Problem to solve —
Your task is to repeat all of the data exactly while excluding the pictures.

:::

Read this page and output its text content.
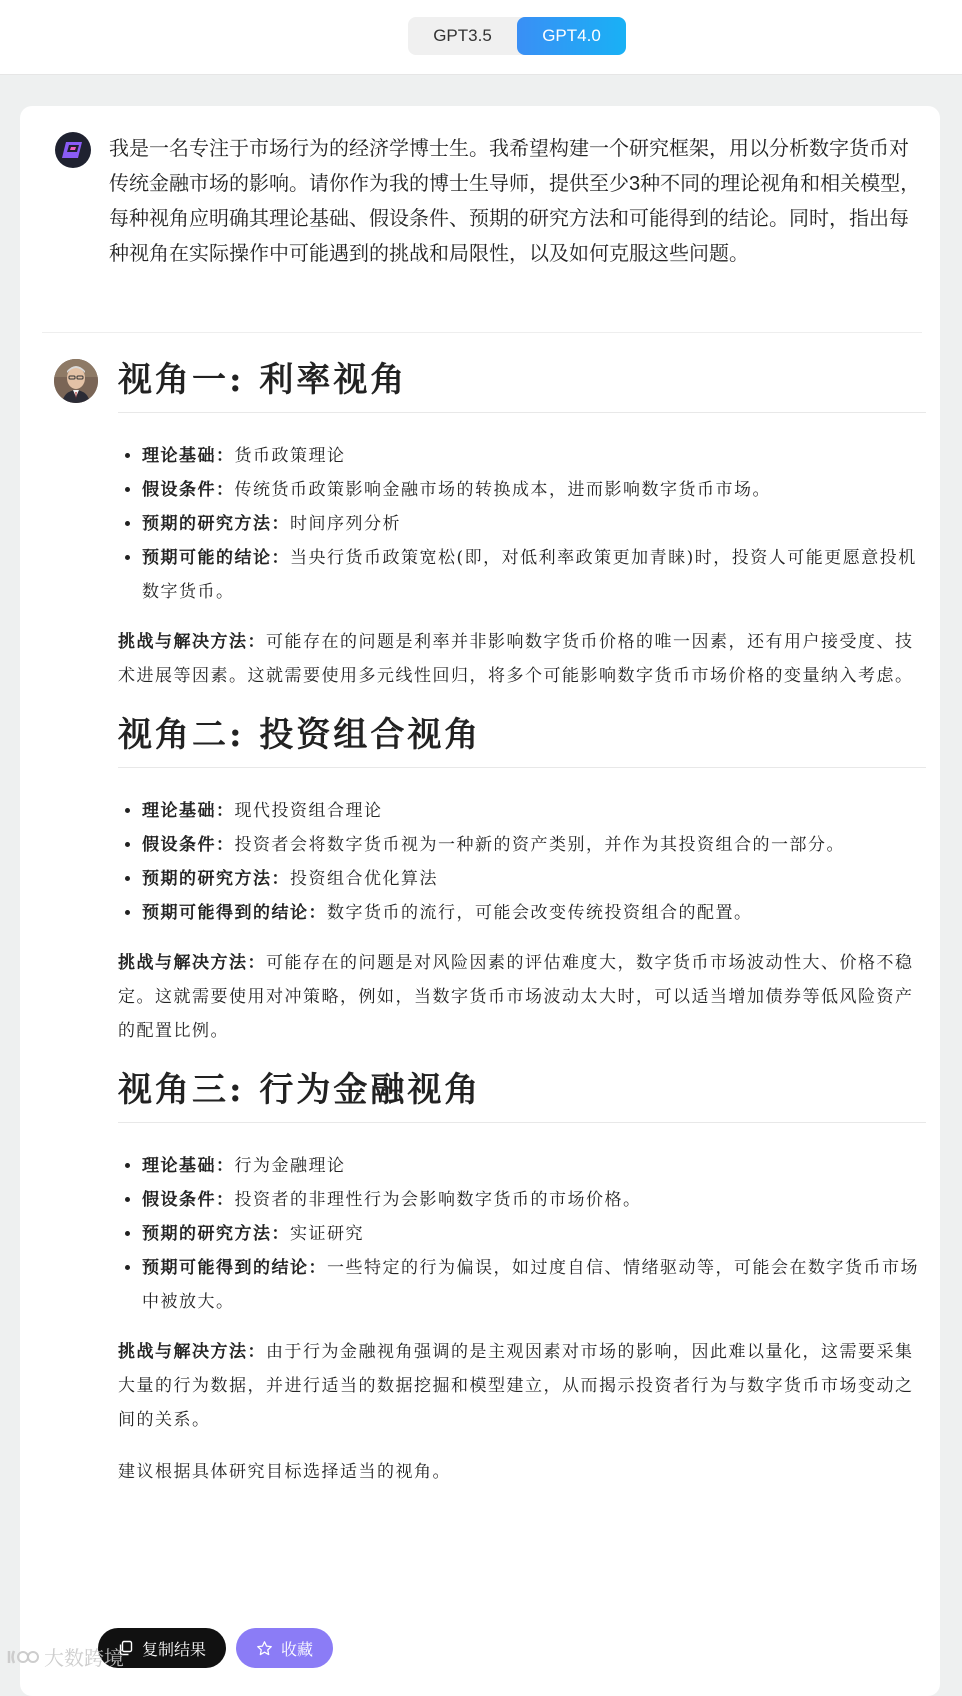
GPT3.5	GPT4.0
我是一名专注于市场行为的经济学博士生。我希望构建一个研究框架，用以分析数字货币对传统金融市场的影响。请你作为我的博士生导师，提供至少3种不同的理论视角和相关模型，每种视角应明确其理论基础、假设条件、预期的研究方法和可能得到的结论。同时，指出每种视角在实际操作中可能遇到的挑战和局限性，以及如何克服这些问题。
视角一: 利率视角
• 理论基础：货币政策理论
• 假设条件：传统货币政策影响金融市场的转换成本，进而影响数字货币市场。
• 预期的研究方法：时间序列分析
• 预期可能的结论：当央行货币政策宽松(即，对低利率政策更加青睐)时，投资人可能更愿意投机数字货币。

挑战与解决方法：可能存在的问题是利率并非影响数字货币价格的唯一因素，还有用户接受度、技术进展等因素。这就需要使用多元线性回归，将多个可能影响数字货币市场价格的变量纳入考虑。

视角二: 投资组合视角
• 理论基础：现代投资组合理论
• 假设条件：投资者会将数字货币视为一种新的资产类别，并作为其投资组合的一部分。
• 预期的研究方法：投资组合优化算法
• 预期可能得到的结论：数字货币的流行，可能会改变传统投资组合的配置。

挑战与解决方法：可能存在的问题是对风险因素的评估难度大，数字货币市场波动性大、价格不稳定。这就需要使用对冲策略，例如，当数字货币市场波动太大时，可以适当增加债券等低风险资产的配置比例。

视角三: 行为金融视角
• 理论基础：行为金融理论
• 假设条件：投资者的非理性行为会影响数字货币的市场价格。
• 预期的研究方法：实证研究
• 预期可能得到的结论：一些特定的行为偏误，如过度自信、情绪驱动等，可能会在数字货币市场中被放大。

挑战与解决方法：由于行为金融视角强调的是主观因素对市场的影响，因此难以量化，这需要采集大量的行为数据，并进行适当的数据挖掘和模型建立，从而揭示投资者行为与数字货币市场变动之间的关系。

建议根据具体研究目标选择适当的视角。

复制结果	收藏
大数跨境
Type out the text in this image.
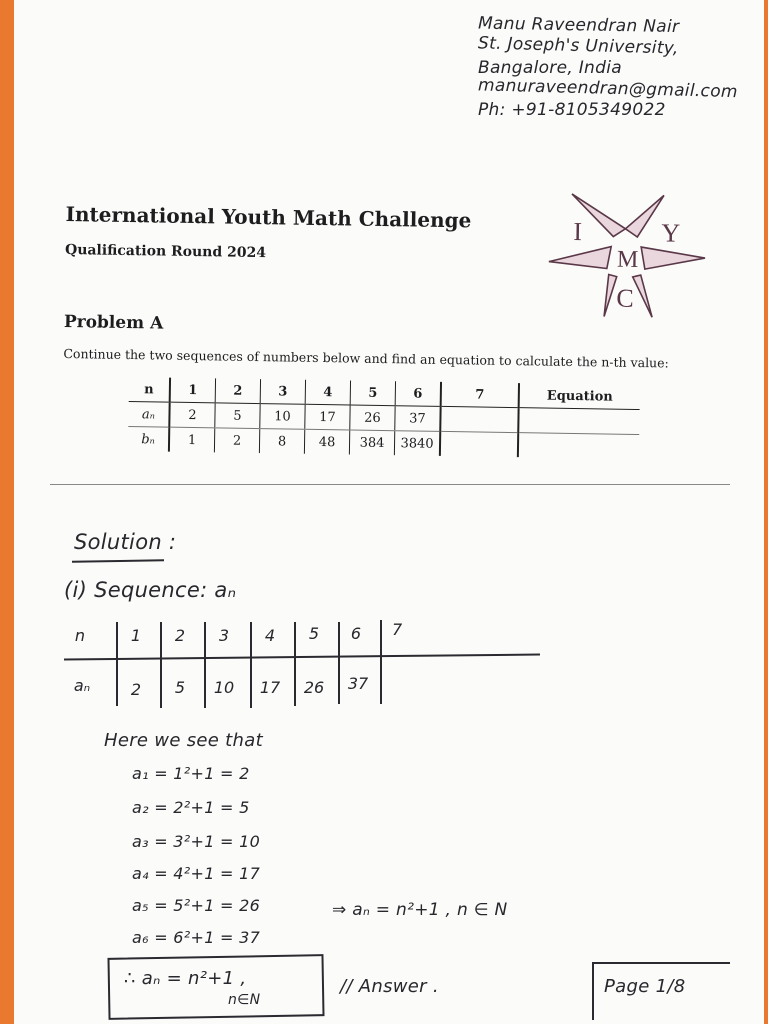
Manu Raveendran Nair
St. Joseph's University,
Bangalore, India
manuraveendran@gmail.com
Ph: +91-8105349022
International Youth Math Challenge
Qualification Round 2024
I	Y
M
C
Problem A
Continue the two sequences of numbers below and find an equation to calculate the n-th value:
n	1	2	3	4	5	6	7	Equation
aₙ	2	5	10	17	26	37		
bₙ	1	2	8	48	384	3840		
Solution :
(i) Sequence: aₙ
n	1	2	3	4	5	6	7
aₙ	2	5	10	17	26	37
Here we see that
a₁ = 1²+1 = 2
a₂ = 2²+1 = 5
a₃ = 3²+1 = 10
a₄ = 4²+1 = 17
a₅ = 5²+1 = 26
a₆ = 6²+1 = 37
⇒ aₙ = n²+1 , n ∈ N
∴ aₙ = n²+1 ,
n∈N
// Answer .	Page 1/8
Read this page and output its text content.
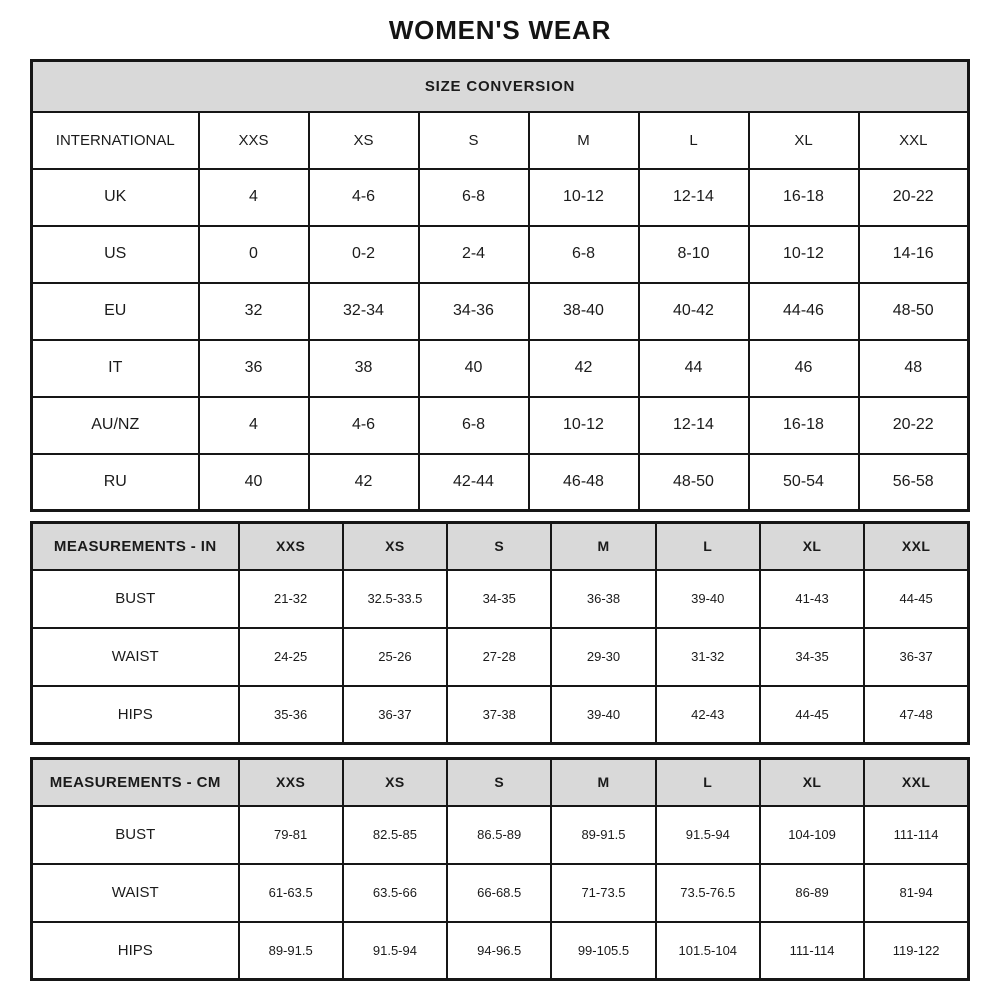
WOMEN'S WEAR
SIZE CONVERSION							
INTERNATIONAL	XXS	XS	S	M	L	XL	XXL
UK	4	4-6	6-8	10-12	12-14	16-18	20-22
US	0	0-2	2-4	6-8	8-10	10-12	14-16
EU	32	32-34	34-36	38-40	40-42	44-46	48-50
IT	36	38	40	42	44	46	48
AU/NZ	4	4-6	6-8	10-12	12-14	16-18	20-22
RU	40	42	42-44	46-48	48-50	50-54	56-58
MEASUREMENTS - IN	XXS	XS	S	M	L	XL	XXL
BUST	21-32	32.5-33.5	34-35	36-38	39-40	41-43	44-45
WAIST	24-25	25-26	27-28	29-30	31-32	34-35	36-37
HIPS	35-36	36-37	37-38	39-40	42-43	44-45	47-48
MEASUREMENTS - CM	XXS	XS	S	M	L	XL	XXL
BUST	79-81	82.5-85	86.5-89	89-91.5	91.5-94	104-109	111-114
WAIST	61-63.5	63.5-66	66-68.5	71-73.5	73.5-76.5	86-89	81-94
HIPS	89-91.5	91.5-94	94-96.5	99-105.5	101.5-104	111-114	119-122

:::

Result of this exercise —
Read this page and output its text content.
GPT3.5	GPT4.0
我是一名专注于市场行为的经济学博士生。我希望构建一个研究框架，用以分析数字货币对传统金融市场的影响。请你作为我的博士生导师，提供至少3种不同的理论视角和相关模型，每种视角应明确其理论基础、假设条件、预期的研究方法和可能得到的结论。同时，指出每种视角在实际操作中可能遇到的挑战和局限性，以及如何克服这些问题。
视角一: 利率视角
• 理论基础：货币政策理论
• 假设条件：传统货币政策影响金融市场的转换成本，进而影响数字货币市场。
• 预期的研究方法：时间序列分析
• 预期可能的结论：当央行货币政策宽松(即，对低利率政策更加青睐)时，投资人可能更愿意投机数字货币。

挑战与解决方法：可能存在的问题是利率并非影响数字货币价格的唯一因素，还有用户接受度、技术进展等因素。这就需要使用多元线性回归，将多个可能影响数字货币市场价格的变量纳入考虑。

视角二: 投资组合视角
• 理论基础：现代投资组合理论
• 假设条件：投资者会将数字货币视为一种新的资产类别，并作为其投资组合的一部分。
• 预期的研究方法：投资组合优化算法
• 预期可能得到的结论：数字货币的流行，可能会改变传统投资组合的配置。

挑战与解决方法：可能存在的问题是对风险因素的评估难度大，数字货币市场波动性大、价格不稳定。这就需要使用对冲策略，例如，当数字货币市场波动太大时，可以适当增加债券等低风险资产的配置比例。

视角三: 行为金融视角
• 理论基础：行为金融理论
• 假设条件：投资者的非理性行为会影响数字货币的市场价格。
• 预期的研究方法：实证研究
• 预期可能得到的结论：一些特定的行为偏误，如过度自信、情绪驱动等，可能会在数字货币市场中被放大。

挑战与解决方法：由于行为金融视角强调的是主观因素对市场的影响，因此难以量化，这需要采集大量的行为数据，并进行适当的数据挖掘和模型建立，从而揭示投资者行为与数字货币市场变动之间的关系。

建议根据具体研究目标选择适当的视角。

复制结果	收藏
大数跨境
Type out the text in this image.
Manu Raveendran Nair
St. Joseph's University,
Bangalore, India
manuraveendran@gmail.com
Ph: +91-8105349022
International Youth Math Challenge
Qualification Round 2024
I	Y
M
C
Problem A
Continue the two sequences of numbers below and find an equation to calculate the n-th value:
n	1	2	3	4	5	6	7	Equation
aₙ	2	5	10	17	26	37		
bₙ	1	2	8	48	384	3840		
Solution :
(i) Sequence: aₙ
n	1	2	3	4	5	6	7
aₙ	2	5	10	17	26	37
Here we see that
a₁ = 1²+1 = 2
a₂ = 2²+1 = 5
a₃ = 3²+1 = 10
a₄ = 4²+1 = 17
a₅ = 5²+1 = 26
a₆ = 6²+1 = 37
⇒ aₙ = n²+1 , n ∈ N
∴ aₙ = n²+1 ,
n∈N
// Answer .	Page 1/8
Read this page and output its text content.
WOMEN'S WEAR
SIZE CONVERSION							
INTERNATIONAL	XXS	XS	S	M	L	XL	XXL
UK	4	4-6	6-8	10-12	12-14	16-18	20-22
US	0	0-2	2-4	6-8	8-10	10-12	14-16
EU	32	32-34	34-36	38-40	40-42	44-46	48-50
IT	36	38	40	42	44	46	48
AU/NZ	4	4-6	6-8	10-12	12-14	16-18	20-22
RU	40	42	42-44	46-48	48-50	50-54	56-58
MEASUREMENTS - IN	XXS	XS	S	M	L	XL	XXL
BUST	21-32	32.5-33.5	34-35	36-38	39-40	41-43	44-45
WAIST	24-25	25-26	27-28	29-30	31-32	34-35	36-37
HIPS	35-36	36-37	37-38	39-40	42-43	44-45	47-48
MEASUREMENTS - CM	XXS	XS	S	M	L	XL	XXL
BUST	79-81	82.5-85	86.5-89	89-91.5	91.5-94	104-109	111-114
WAIST	61-63.5	63.5-66	66-68.5	71-73.5	73.5-76.5	86-89	81-94
HIPS	89-91.5	91.5-94	94-96.5	99-105.5	101.5-104	111-114	119-122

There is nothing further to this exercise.